Begin DATA RECORDS
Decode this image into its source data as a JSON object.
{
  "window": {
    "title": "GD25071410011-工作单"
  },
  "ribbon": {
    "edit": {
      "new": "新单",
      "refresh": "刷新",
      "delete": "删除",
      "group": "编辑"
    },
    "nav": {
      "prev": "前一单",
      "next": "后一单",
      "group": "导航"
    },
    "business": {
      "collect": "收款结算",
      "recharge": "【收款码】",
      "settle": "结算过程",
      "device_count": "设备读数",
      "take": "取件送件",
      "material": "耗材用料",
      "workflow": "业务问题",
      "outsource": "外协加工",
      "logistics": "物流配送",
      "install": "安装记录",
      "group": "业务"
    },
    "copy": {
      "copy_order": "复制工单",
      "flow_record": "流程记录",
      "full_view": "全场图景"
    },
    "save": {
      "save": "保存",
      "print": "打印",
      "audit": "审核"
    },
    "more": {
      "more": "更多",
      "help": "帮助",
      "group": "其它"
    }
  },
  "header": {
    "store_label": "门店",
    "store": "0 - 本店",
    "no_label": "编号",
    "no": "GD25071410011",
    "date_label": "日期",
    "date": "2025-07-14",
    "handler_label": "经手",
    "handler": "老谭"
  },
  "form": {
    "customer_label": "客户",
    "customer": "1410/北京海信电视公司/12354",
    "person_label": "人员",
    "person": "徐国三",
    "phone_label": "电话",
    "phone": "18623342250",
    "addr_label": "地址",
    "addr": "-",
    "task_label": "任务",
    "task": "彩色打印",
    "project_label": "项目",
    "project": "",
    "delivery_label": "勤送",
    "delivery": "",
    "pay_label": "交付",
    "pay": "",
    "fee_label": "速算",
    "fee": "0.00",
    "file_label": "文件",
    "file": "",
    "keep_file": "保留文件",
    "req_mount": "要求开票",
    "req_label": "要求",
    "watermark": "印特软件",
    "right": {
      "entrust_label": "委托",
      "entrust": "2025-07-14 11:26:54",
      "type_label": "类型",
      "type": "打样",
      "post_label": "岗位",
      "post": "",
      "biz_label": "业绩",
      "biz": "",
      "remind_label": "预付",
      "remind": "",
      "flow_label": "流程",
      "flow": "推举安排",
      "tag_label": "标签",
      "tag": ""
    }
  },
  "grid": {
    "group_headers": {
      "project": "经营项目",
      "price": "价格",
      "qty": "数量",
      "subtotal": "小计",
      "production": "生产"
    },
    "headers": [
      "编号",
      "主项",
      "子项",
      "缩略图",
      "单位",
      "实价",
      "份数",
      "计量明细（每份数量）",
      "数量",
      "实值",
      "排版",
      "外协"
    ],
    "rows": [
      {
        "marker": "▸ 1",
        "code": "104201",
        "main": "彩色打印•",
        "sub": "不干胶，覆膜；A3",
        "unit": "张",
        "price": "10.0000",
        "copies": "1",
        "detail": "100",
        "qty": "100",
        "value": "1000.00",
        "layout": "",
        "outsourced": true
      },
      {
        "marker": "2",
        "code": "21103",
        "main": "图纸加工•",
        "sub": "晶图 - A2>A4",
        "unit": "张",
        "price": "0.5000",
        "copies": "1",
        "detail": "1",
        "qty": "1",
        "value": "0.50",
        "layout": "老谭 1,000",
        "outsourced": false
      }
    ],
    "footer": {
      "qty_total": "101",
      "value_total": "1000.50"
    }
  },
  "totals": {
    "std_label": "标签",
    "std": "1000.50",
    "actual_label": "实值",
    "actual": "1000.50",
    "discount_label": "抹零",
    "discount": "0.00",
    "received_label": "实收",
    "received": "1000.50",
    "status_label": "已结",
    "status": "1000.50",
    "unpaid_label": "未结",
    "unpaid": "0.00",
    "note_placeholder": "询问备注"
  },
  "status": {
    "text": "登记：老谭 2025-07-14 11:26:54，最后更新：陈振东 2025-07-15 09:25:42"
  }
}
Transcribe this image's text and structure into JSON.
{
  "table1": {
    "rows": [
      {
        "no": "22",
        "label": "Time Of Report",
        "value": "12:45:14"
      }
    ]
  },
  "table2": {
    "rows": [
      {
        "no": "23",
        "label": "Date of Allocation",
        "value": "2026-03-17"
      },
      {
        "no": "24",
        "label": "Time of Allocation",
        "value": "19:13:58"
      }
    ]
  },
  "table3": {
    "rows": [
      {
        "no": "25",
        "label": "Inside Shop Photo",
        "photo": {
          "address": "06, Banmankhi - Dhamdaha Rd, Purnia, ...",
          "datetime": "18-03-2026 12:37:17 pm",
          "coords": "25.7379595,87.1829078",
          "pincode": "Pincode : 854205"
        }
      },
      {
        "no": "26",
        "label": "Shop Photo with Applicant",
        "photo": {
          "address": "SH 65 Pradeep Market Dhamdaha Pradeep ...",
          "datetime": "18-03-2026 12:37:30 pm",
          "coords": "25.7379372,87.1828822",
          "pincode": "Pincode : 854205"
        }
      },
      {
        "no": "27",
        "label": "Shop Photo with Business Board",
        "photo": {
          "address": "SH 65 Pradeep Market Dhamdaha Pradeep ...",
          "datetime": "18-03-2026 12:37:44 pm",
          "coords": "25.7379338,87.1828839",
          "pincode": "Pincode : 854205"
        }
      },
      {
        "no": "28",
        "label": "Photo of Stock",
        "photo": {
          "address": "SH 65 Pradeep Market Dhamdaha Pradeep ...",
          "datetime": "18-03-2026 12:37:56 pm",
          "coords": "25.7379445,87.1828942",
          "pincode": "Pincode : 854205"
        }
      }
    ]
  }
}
End DATA RECORDS
PROBLEM DESCRIPTION: Without leaving anything out, quote all the data.

FINAL ANSWER:
Decode this image into its source data as a JSON object.
{
  "window": {
    "title": "GD25071410011-工作单"
  },
  "ribbon": {
    "edit": {
      "new": "新单",
      "refresh": "刷新",
      "delete": "删除",
      "group": "编辑"
    },
    "nav": {
      "prev": "前一单",
      "next": "后一单",
      "group": "导航"
    },
    "business": {
      "collect": "收款结算",
      "recharge": "【收款码】",
      "settle": "结算过程",
      "device_count": "设备读数",
      "take": "取件送件",
      "material": "耗材用料",
      "workflow": "业务问题",
      "outsource": "外协加工",
      "logistics": "物流配送",
      "install": "安装记录",
      "group": "业务"
    },
    "copy": {
      "copy_order": "复制工单",
      "flow_record": "流程记录",
      "full_view": "全场图景"
    },
    "save": {
      "save": "保存",
      "print": "打印",
      "audit": "审核"
    },
    "more": {
      "more": "更多",
      "help": "帮助",
      "group": "其它"
    }
  },
  "header": {
    "store_label": "门店",
    "store": "0 - 本店",
    "no_label": "编号",
    "no": "GD25071410011",
    "date_label": "日期",
    "date": "2025-07-14",
    "handler_label": "经手",
    "handler": "老谭"
  },
  "form": {
    "customer_label": "客户",
    "customer": "1410/北京海信电视公司/12354",
    "person_label": "人员",
    "person": "徐国三",
    "phone_label": "电话",
    "phone": "18623342250",
    "addr_label": "地址",
    "addr": "-",
    "task_label": "任务",
    "task": "彩色打印",
    "project_label": "项目",
    "project": "",
    "delivery_label": "勤送",
    "delivery": "",
    "pay_label": "交付",
    "pay": "",
    "fee_label": "速算",
    "fee": "0.00",
    "file_label": "文件",
    "file": "",
    "keep_file": "保留文件",
    "req_mount": "要求开票",
    "req_label": "要求",
    "watermark": "印特软件",
    "right": {
      "entrust_label": "委托",
      "entrust": "2025-07-14 11:26:54",
      "type_label": "类型",
      "type": "打样",
      "post_label": "岗位",
      "post": "",
      "biz_label": "业绩",
      "biz": "",
      "remind_label": "预付",
      "remind": "",
      "flow_label": "流程",
      "flow": "推举安排",
      "tag_label": "标签",
      "tag": ""
    }
  },
  "grid": {
    "group_headers": {
      "project": "经营项目",
      "price": "价格",
      "qty": "数量",
      "subtotal": "小计",
      "production": "生产"
    },
    "headers": [
      "编号",
      "主项",
      "子项",
      "缩略图",
      "单位",
      "实价",
      "份数",
      "计量明细（每份数量）",
      "数量",
      "实值",
      "排版",
      "外协"
    ],
    "rows": [
      {
        "marker": "▸ 1",
        "code": "104201",
        "main": "彩色打印•",
        "sub": "不干胶，覆膜；A3",
        "unit": "张",
        "price": "10.0000",
        "copies": "1",
        "detail": "100",
        "qty": "100",
        "value": "1000.00",
        "layout": "",
        "outsourced": true
      },
      {
        "marker": "2",
        "code": "21103",
        "main": "图纸加工•",
        "sub": "晶图 - A2>A4",
        "unit": "张",
        "price": "0.5000",
        "copies": "1",
        "detail": "1",
        "qty": "1",
        "value": "0.50",
        "layout": "老谭 1,000",
        "outsourced": false
      }
    ],
    "footer": {
      "qty_total": "101",
      "value_total": "1000.50"
    }
  },
  "totals": {
    "std_label": "标签",
    "std": "1000.50",
    "actual_label": "实值",
    "actual": "1000.50",
    "discount_label": "抹零",
    "discount": "0.00",
    "received_label": "实收",
    "received": "1000.50",
    "status_label": "已结",
    "status": "1000.50",
    "unpaid_label": "未结",
    "unpaid": "0.00",
    "note_placeholder": "询问备注"
  },
  "status": {
    "text": "登记：老谭 2025-07-14 11:26:54，最后更新：陈振东 2025-07-15 09:25:42"
  }
}
Transcribe this image's text and structure into JSON.
{
  "table1": {
    "rows": [
      {
        "no": "22",
        "label": "Time Of Report",
        "value": "12:45:14"
      }
    ]
  },
  "table2": {
    "rows": [
      {
        "no": "23",
        "label": "Date of Allocation",
        "value": "2026-03-17"
      },
      {
        "no": "24",
        "label": "Time of Allocation",
        "value": "19:13:58"
      }
    ]
  },
  "table3": {
    "rows": [
      {
        "no": "25",
        "label": "Inside Shop Photo",
        "photo": {
          "address": "06, Banmankhi - Dhamdaha Rd, Purnia, ...",
          "datetime": "18-03-2026 12:37:17 pm",
          "coords": "25.7379595,87.1829078",
          "pincode": "Pincode : 854205"
        }
      },
      {
        "no": "26",
        "label": "Shop Photo with Applicant",
        "photo": {
          "address": "SH 65 Pradeep Market Dhamdaha Pradeep ...",
          "datetime": "18-03-2026 12:37:30 pm",
          "coords": "25.7379372,87.1828822",
          "pincode": "Pincode : 854205"
        }
      },
      {
        "no": "27",
        "label": "Shop Photo with Business Board",
        "photo": {
          "address": "SH 65 Pradeep Market Dhamdaha Pradeep ...",
          "datetime": "18-03-2026 12:37:44 pm",
          "coords": "25.7379338,87.1828839",
          "pincode": "Pincode : 854205"
        }
      },
      {
        "no": "28",
        "label": "Photo of Stock",
        "photo": {
          "address": "SH 65 Pradeep Market Dhamdaha Pradeep ...",
          "datetime": "18-03-2026 12:37:56 pm",
          "coords": "25.7379445,87.1828942",
          "pincode": "Pincode : 854205"
        }
      }
    ]
  }
}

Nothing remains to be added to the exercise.